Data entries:
★ ★ ★ ★ ★

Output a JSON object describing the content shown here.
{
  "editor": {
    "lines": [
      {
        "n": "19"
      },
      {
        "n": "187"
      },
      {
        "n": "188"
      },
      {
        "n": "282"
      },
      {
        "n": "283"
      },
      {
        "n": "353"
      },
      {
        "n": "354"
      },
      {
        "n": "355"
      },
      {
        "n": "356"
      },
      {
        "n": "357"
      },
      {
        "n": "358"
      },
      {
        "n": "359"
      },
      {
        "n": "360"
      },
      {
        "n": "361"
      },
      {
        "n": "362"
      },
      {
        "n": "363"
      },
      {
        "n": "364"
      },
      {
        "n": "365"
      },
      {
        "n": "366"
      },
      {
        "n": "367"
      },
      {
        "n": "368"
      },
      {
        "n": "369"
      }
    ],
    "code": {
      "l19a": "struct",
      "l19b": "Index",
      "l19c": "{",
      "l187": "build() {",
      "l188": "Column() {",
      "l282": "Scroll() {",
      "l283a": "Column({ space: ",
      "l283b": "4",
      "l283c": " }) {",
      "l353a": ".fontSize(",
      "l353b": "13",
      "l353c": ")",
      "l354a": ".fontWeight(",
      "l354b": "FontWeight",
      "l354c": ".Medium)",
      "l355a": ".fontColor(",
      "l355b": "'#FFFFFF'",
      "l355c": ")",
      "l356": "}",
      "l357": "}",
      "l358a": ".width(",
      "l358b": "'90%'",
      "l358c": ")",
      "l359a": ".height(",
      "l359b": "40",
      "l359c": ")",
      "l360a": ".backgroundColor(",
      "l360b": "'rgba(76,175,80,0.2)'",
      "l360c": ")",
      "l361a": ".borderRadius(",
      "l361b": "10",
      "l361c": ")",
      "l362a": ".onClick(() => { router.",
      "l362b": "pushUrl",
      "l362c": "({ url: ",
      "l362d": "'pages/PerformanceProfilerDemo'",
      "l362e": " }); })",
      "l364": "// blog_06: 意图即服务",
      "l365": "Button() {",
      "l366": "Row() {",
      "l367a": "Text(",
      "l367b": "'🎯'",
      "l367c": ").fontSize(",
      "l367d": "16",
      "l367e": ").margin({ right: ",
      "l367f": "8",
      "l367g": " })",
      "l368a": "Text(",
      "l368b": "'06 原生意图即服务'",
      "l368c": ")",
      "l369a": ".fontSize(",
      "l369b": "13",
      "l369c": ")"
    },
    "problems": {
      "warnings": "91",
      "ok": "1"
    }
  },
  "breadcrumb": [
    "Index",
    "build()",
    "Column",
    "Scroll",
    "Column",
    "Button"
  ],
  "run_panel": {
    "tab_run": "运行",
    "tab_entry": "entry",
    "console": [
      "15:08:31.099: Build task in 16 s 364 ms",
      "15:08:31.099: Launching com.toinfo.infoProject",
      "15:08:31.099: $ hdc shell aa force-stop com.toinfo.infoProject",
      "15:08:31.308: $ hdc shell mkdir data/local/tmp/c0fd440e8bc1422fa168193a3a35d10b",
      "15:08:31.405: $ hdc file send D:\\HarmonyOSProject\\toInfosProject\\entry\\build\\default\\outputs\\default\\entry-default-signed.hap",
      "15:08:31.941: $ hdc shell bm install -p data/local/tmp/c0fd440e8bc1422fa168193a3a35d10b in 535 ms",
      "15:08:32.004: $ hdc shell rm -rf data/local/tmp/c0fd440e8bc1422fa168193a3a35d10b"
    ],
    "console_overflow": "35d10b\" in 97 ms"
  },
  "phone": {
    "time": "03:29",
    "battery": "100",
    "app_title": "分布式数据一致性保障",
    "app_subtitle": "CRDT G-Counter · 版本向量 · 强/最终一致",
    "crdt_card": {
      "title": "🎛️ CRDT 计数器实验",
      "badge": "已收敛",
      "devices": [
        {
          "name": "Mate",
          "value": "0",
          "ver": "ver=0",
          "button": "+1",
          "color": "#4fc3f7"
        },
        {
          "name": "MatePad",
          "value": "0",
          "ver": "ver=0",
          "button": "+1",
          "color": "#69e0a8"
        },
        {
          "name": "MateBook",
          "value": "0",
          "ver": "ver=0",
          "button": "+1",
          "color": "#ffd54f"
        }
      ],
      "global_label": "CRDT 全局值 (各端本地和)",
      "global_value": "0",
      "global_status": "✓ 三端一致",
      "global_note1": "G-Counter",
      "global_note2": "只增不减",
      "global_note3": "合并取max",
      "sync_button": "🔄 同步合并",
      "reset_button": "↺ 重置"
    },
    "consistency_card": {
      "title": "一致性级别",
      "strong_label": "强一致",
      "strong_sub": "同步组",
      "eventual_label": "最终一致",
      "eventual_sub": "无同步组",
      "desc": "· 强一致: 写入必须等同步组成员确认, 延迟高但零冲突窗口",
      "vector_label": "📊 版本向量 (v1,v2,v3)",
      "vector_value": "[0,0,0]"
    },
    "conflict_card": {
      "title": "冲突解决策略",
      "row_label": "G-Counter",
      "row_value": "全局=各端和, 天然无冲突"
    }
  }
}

★ ★ ★ ★ ★

# Work required
Print the records once more, exactly as they were given.

# Task response
Output a JSON object describing the content shown here.
{
  "editor": {
    "lines": [
      {
        "n": "19"
      },
      {
        "n": "187"
      },
      {
        "n": "188"
      },
      {
        "n": "282"
      },
      {
        "n": "283"
      },
      {
        "n": "353"
      },
      {
        "n": "354"
      },
      {
        "n": "355"
      },
      {
        "n": "356"
      },
      {
        "n": "357"
      },
      {
        "n": "358"
      },
      {
        "n": "359"
      },
      {
        "n": "360"
      },
      {
        "n": "361"
      },
      {
        "n": "362"
      },
      {
        "n": "363"
      },
      {
        "n": "364"
      },
      {
        "n": "365"
      },
      {
        "n": "366"
      },
      {
        "n": "367"
      },
      {
        "n": "368"
      },
      {
        "n": "369"
      }
    ],
    "code": {
      "l19a": "struct",
      "l19b": "Index",
      "l19c": "{",
      "l187": "build() {",
      "l188": "Column() {",
      "l282": "Scroll() {",
      "l283a": "Column({ space: ",
      "l283b": "4",
      "l283c": " }) {",
      "l353a": ".fontSize(",
      "l353b": "13",
      "l353c": ")",
      "l354a": ".fontWeight(",
      "l354b": "FontWeight",
      "l354c": ".Medium)",
      "l355a": ".fontColor(",
      "l355b": "'#FFFFFF'",
      "l355c": ")",
      "l356": "}",
      "l357": "}",
      "l358a": ".width(",
      "l358b": "'90%'",
      "l358c": ")",
      "l359a": ".height(",
      "l359b": "40",
      "l359c": ")",
      "l360a": ".backgroundColor(",
      "l360b": "'rgba(76,175,80,0.2)'",
      "l360c": ")",
      "l361a": ".borderRadius(",
      "l361b": "10",
      "l361c": ")",
      "l362a": ".onClick(() => { router.",
      "l362b": "pushUrl",
      "l362c": "({ url: ",
      "l362d": "'pages/PerformanceProfilerDemo'",
      "l362e": " }); })",
      "l364": "// blog_06: 意图即服务",
      "l365": "Button() {",
      "l366": "Row() {",
      "l367a": "Text(",
      "l367b": "'🎯'",
      "l367c": ").fontSize(",
      "l367d": "16",
      "l367e": ").margin({ right: ",
      "l367f": "8",
      "l367g": " })",
      "l368a": "Text(",
      "l368b": "'06 原生意图即服务'",
      "l368c": ")",
      "l369a": ".fontSize(",
      "l369b": "13",
      "l369c": ")"
    },
    "problems": {
      "warnings": "91",
      "ok": "1"
    }
  },
  "breadcrumb": [
    "Index",
    "build()",
    "Column",
    "Scroll",
    "Column",
    "Button"
  ],
  "run_panel": {
    "tab_run": "运行",
    "tab_entry": "entry",
    "console": [
      "15:08:31.099: Build task in 16 s 364 ms",
      "15:08:31.099: Launching com.toinfo.infoProject",
      "15:08:31.099: $ hdc shell aa force-stop com.toinfo.infoProject",
      "15:08:31.308: $ hdc shell mkdir data/local/tmp/c0fd440e8bc1422fa168193a3a35d10b",
      "15:08:31.405: $ hdc file send D:\\HarmonyOSProject\\toInfosProject\\entry\\build\\default\\outputs\\default\\entry-default-signed.hap",
      "15:08:31.941: $ hdc shell bm install -p data/local/tmp/c0fd440e8bc1422fa168193a3a35d10b in 535 ms",
      "15:08:32.004: $ hdc shell rm -rf data/local/tmp/c0fd440e8bc1422fa168193a3a35d10b"
    ],
    "console_overflow": "35d10b\" in 97 ms"
  },
  "phone": {
    "time": "03:29",
    "battery": "100",
    "app_title": "分布式数据一致性保障",
    "app_subtitle": "CRDT G-Counter · 版本向量 · 强/最终一致",
    "crdt_card": {
      "title": "🎛️ CRDT 计数器实验",
      "badge": "已收敛",
      "devices": [
        {
          "name": "Mate",
          "value": "0",
          "ver": "ver=0",
          "button": "+1",
          "color": "#4fc3f7"
        },
        {
          "name": "MatePad",
          "value": "0",
          "ver": "ver=0",
          "button": "+1",
          "color": "#69e0a8"
        },
        {
          "name": "MateBook",
          "value": "0",
          "ver": "ver=0",
          "button": "+1",
          "color": "#ffd54f"
        }
      ],
      "global_label": "CRDT 全局值 (各端本地和)",
      "global_value": "0",
      "global_status": "✓ 三端一致",
      "global_note1": "G-Counter",
      "global_note2": "只增不减",
      "global_note3": "合并取max",
      "sync_button": "🔄 同步合并",
      "reset_button": "↺ 重置"
    },
    "consistency_card": {
      "title": "一致性级别",
      "strong_label": "强一致",
      "strong_sub": "同步组",
      "eventual_label": "最终一致",
      "eventual_sub": "无同步组",
      "desc": "· 强一致: 写入必须等同步组成员确认, 延迟高但零冲突窗口",
      "vector_label": "📊 版本向量 (v1,v2,v3)",
      "vector_value": "[0,0,0]"
    },
    "conflict_card": {
      "title": "冲突解决策略",
      "row_label": "G-Counter",
      "row_value": "全局=各端和, 天然无冲突"
    }
  }
}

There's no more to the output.